### REQUEST
State how many lines of the entries hold the string "TridentCoffee", and output nothing but that count.

### DATA PROVIDED
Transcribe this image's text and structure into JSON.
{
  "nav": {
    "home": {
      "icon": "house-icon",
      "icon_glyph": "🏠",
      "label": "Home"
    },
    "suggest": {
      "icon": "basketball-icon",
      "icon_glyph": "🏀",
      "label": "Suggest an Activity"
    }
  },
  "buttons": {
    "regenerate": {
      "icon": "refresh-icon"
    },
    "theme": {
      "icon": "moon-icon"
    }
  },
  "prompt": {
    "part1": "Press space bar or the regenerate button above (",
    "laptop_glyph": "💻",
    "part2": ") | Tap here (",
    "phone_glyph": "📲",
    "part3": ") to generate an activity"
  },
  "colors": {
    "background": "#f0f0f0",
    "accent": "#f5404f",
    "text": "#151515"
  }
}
--
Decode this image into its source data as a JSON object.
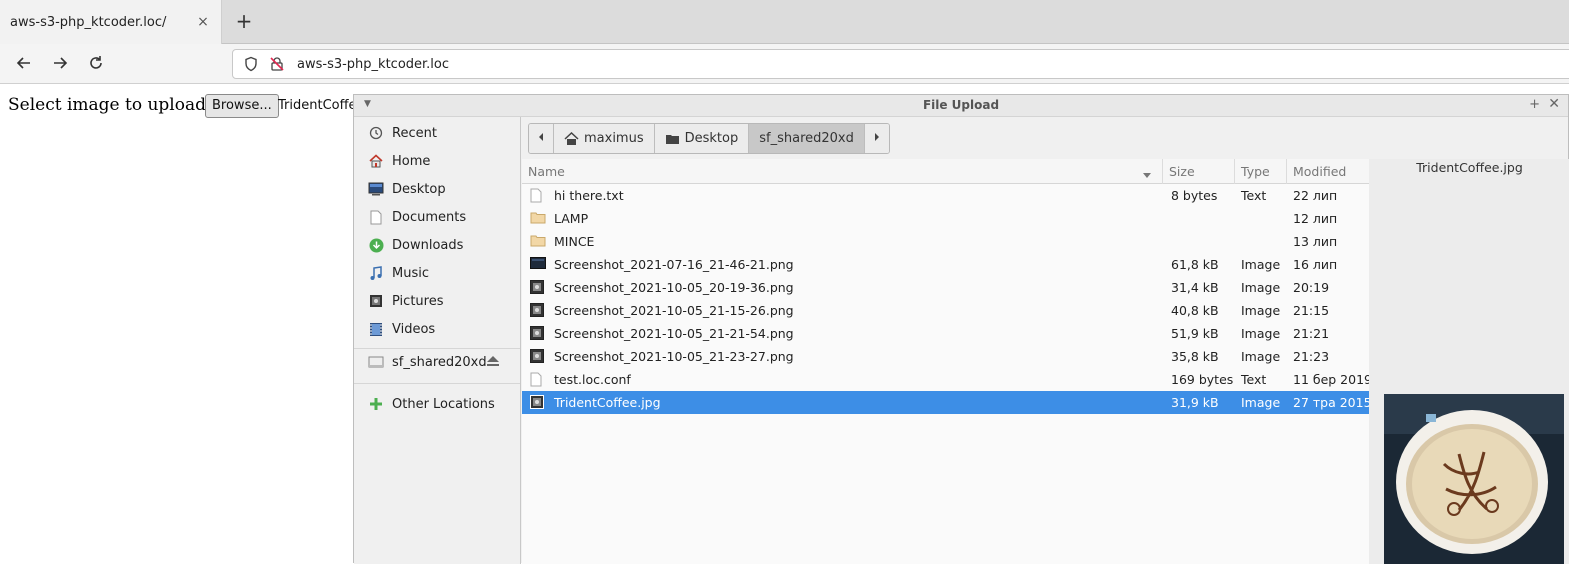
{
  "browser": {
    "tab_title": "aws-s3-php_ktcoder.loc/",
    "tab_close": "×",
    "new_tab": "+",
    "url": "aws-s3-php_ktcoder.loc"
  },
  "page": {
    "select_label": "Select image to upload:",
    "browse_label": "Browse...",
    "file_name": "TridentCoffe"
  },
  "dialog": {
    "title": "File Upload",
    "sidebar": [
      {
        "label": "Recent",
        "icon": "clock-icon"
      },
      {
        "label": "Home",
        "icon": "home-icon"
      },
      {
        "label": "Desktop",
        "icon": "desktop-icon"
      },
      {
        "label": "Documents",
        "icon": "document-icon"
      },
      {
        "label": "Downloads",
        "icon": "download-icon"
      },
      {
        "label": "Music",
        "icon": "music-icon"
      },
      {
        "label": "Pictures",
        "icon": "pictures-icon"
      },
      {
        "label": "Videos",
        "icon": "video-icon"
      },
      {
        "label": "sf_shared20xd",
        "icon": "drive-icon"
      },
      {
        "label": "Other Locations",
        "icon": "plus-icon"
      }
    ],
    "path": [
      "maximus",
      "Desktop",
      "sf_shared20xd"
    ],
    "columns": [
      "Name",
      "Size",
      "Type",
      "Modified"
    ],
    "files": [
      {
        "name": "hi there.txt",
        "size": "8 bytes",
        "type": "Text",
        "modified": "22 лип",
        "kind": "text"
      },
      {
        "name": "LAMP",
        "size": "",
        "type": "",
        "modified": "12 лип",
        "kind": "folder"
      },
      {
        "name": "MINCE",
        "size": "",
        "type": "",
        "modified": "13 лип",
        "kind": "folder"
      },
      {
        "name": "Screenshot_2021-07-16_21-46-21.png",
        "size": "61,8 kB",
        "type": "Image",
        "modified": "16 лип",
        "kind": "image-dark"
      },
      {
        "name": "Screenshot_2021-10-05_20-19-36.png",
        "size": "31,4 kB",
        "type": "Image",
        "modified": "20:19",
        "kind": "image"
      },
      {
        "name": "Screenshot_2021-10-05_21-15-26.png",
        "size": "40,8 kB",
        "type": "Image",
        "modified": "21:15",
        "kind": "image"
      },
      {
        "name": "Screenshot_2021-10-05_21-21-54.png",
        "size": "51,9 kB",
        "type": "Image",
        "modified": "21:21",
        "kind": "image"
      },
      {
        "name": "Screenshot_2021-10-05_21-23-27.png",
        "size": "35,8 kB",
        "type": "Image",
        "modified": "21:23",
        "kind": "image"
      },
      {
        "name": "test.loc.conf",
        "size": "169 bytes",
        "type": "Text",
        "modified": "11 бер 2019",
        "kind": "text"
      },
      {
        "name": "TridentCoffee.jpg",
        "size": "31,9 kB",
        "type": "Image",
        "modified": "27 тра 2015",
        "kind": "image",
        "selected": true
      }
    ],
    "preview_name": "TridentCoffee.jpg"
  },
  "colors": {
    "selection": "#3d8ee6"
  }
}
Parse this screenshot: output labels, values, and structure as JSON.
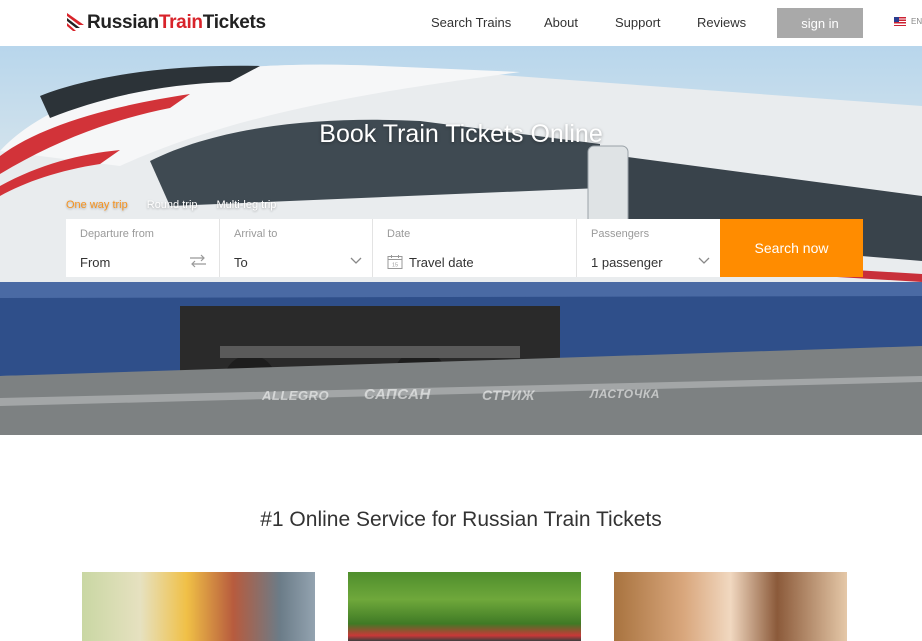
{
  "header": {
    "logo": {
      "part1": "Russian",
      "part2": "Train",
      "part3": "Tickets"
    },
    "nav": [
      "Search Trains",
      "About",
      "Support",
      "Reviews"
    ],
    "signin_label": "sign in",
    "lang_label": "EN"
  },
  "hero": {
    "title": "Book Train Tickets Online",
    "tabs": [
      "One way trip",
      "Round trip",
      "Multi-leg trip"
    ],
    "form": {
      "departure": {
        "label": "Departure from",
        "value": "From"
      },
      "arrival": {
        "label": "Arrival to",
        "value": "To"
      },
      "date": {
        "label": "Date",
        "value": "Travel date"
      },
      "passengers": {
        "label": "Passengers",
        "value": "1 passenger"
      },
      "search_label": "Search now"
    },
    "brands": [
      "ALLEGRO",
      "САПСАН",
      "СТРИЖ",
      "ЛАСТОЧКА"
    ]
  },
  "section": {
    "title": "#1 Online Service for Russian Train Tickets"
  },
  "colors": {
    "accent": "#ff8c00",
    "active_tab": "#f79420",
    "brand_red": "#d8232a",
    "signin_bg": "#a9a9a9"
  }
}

### RESULT OF THE TASK
2